= What the task asks =
Wherever the string "Priority" appears in a line, extract that line.

>> start Entries provided

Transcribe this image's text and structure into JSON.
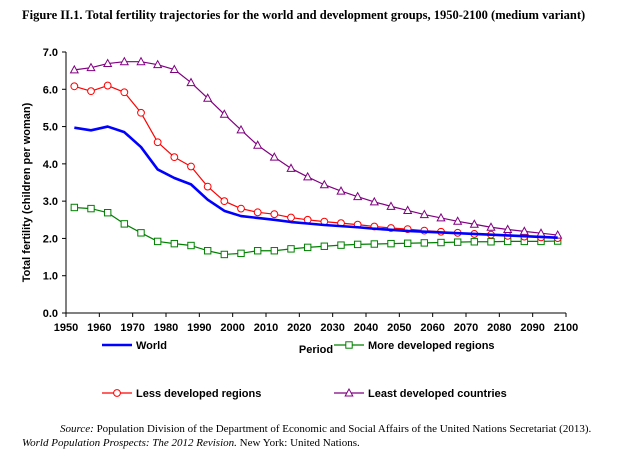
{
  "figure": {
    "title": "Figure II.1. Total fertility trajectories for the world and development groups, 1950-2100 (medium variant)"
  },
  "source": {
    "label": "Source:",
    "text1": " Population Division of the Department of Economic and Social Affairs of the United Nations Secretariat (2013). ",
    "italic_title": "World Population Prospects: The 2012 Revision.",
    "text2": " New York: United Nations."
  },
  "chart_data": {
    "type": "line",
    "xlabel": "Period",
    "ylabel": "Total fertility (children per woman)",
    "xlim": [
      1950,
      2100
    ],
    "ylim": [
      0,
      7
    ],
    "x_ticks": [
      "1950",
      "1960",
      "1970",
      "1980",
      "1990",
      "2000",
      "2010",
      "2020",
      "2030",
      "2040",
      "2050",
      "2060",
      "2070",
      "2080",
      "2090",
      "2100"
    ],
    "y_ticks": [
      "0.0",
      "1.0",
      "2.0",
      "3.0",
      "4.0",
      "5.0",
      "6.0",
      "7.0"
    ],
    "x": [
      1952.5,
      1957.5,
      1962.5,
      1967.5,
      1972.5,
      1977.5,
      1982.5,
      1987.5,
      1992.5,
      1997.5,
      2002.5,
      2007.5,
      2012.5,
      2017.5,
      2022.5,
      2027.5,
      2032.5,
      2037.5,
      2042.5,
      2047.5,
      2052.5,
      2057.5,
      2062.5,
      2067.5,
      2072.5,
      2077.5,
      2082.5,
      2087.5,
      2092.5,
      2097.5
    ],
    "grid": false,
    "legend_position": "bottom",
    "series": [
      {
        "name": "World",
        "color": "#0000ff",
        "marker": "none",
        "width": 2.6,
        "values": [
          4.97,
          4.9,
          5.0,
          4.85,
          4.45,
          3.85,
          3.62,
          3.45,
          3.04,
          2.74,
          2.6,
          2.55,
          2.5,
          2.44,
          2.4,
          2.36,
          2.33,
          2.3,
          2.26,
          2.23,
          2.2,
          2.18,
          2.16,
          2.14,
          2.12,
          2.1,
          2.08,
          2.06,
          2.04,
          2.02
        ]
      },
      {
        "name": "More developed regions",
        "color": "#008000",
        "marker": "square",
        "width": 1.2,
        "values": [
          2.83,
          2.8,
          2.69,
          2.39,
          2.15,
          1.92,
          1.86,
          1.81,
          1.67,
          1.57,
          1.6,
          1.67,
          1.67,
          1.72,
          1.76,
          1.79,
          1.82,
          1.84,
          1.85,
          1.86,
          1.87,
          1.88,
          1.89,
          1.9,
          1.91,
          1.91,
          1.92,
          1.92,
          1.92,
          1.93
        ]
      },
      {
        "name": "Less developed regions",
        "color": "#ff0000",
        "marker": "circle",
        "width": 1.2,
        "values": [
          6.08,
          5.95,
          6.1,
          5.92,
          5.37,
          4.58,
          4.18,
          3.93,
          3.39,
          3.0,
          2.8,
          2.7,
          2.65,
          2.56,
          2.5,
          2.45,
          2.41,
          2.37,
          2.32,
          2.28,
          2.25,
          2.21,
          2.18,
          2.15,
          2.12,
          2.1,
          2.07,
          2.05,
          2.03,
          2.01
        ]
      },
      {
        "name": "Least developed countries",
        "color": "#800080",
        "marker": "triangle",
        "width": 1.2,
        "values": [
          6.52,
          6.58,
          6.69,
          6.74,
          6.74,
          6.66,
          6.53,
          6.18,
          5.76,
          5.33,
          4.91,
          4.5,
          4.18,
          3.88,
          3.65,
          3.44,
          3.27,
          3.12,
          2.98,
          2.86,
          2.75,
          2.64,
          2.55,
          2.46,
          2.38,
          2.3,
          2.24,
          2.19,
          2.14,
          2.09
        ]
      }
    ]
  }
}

>> end Entries provided
>> start Entries provided

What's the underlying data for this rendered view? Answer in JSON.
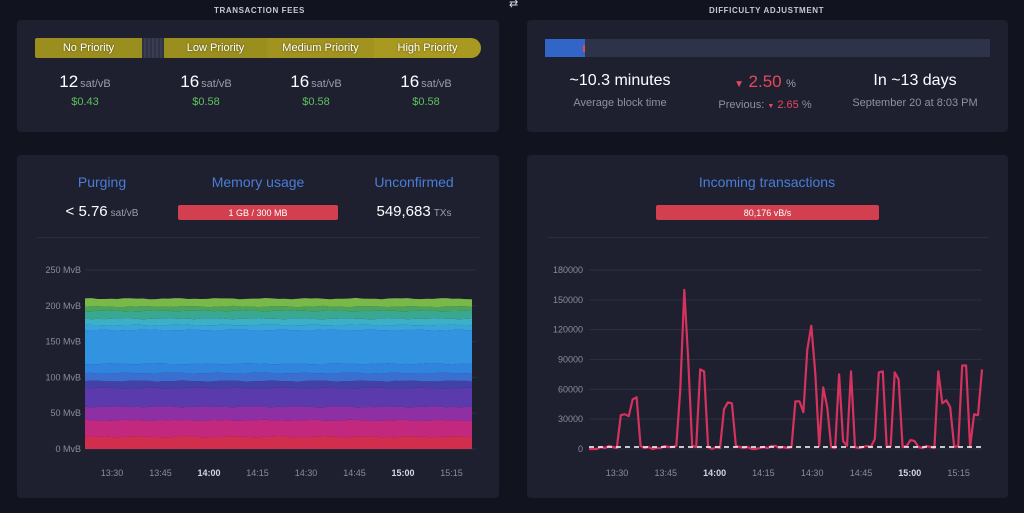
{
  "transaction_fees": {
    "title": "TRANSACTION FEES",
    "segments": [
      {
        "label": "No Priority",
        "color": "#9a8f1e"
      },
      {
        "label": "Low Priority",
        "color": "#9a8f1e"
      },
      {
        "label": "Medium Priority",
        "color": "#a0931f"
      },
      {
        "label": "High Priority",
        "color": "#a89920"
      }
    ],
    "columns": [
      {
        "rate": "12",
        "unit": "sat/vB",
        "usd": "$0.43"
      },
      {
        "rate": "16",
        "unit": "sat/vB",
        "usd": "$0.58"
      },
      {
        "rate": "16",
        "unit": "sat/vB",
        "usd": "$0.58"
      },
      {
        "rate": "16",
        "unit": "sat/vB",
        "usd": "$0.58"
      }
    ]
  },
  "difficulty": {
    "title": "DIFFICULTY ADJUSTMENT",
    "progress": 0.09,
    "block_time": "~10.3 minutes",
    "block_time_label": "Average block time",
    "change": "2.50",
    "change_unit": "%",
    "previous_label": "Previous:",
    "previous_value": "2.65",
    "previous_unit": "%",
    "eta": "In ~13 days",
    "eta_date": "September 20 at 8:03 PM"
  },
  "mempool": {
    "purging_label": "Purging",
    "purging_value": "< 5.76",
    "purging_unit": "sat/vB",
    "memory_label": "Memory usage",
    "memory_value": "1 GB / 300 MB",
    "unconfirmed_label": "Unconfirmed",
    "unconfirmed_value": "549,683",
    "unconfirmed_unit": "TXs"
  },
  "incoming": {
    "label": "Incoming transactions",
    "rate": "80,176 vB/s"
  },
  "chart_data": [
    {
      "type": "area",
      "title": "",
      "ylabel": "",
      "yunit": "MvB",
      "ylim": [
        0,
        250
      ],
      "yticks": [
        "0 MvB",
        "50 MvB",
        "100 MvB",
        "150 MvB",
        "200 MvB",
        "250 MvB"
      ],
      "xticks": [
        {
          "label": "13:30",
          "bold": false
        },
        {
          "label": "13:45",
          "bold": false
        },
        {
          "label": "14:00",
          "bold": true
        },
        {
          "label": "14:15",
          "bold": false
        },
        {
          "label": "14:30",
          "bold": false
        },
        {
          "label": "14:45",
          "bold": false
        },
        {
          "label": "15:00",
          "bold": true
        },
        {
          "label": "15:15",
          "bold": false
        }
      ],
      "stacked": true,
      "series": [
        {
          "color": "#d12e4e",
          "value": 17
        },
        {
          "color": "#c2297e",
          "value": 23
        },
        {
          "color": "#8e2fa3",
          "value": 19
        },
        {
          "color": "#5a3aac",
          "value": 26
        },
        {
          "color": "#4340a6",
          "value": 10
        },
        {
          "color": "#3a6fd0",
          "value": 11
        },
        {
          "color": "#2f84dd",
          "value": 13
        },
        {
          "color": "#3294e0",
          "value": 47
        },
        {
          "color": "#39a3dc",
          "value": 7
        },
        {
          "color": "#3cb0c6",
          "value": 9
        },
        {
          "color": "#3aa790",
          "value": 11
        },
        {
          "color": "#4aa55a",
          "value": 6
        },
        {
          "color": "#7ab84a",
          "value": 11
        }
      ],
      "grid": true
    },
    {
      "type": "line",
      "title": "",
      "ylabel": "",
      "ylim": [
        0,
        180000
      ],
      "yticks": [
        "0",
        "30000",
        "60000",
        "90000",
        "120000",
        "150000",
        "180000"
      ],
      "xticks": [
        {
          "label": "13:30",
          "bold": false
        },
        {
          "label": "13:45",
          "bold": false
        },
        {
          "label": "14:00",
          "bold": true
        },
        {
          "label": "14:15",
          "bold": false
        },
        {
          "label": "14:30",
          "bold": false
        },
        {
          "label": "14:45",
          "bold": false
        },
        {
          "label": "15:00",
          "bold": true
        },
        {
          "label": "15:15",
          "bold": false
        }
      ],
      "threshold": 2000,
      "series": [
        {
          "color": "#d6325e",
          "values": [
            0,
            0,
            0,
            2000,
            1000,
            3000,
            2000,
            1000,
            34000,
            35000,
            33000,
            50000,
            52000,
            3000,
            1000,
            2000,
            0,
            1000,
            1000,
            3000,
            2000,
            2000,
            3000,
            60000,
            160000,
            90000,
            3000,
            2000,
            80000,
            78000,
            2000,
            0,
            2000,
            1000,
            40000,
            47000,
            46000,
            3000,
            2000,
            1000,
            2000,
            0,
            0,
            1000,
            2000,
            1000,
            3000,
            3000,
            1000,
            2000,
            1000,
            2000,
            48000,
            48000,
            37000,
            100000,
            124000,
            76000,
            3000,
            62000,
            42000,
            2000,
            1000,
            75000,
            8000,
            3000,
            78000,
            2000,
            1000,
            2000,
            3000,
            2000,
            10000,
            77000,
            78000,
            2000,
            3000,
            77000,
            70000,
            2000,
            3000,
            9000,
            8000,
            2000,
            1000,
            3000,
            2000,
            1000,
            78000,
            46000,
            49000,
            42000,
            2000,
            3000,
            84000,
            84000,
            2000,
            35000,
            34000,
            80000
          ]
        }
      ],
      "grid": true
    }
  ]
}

>> end Entries provided

= Result for this task =
        "label": "No Priority",
        "label": "Low Priority",
        "label": "Medium Priority",
        "label": "High Priority",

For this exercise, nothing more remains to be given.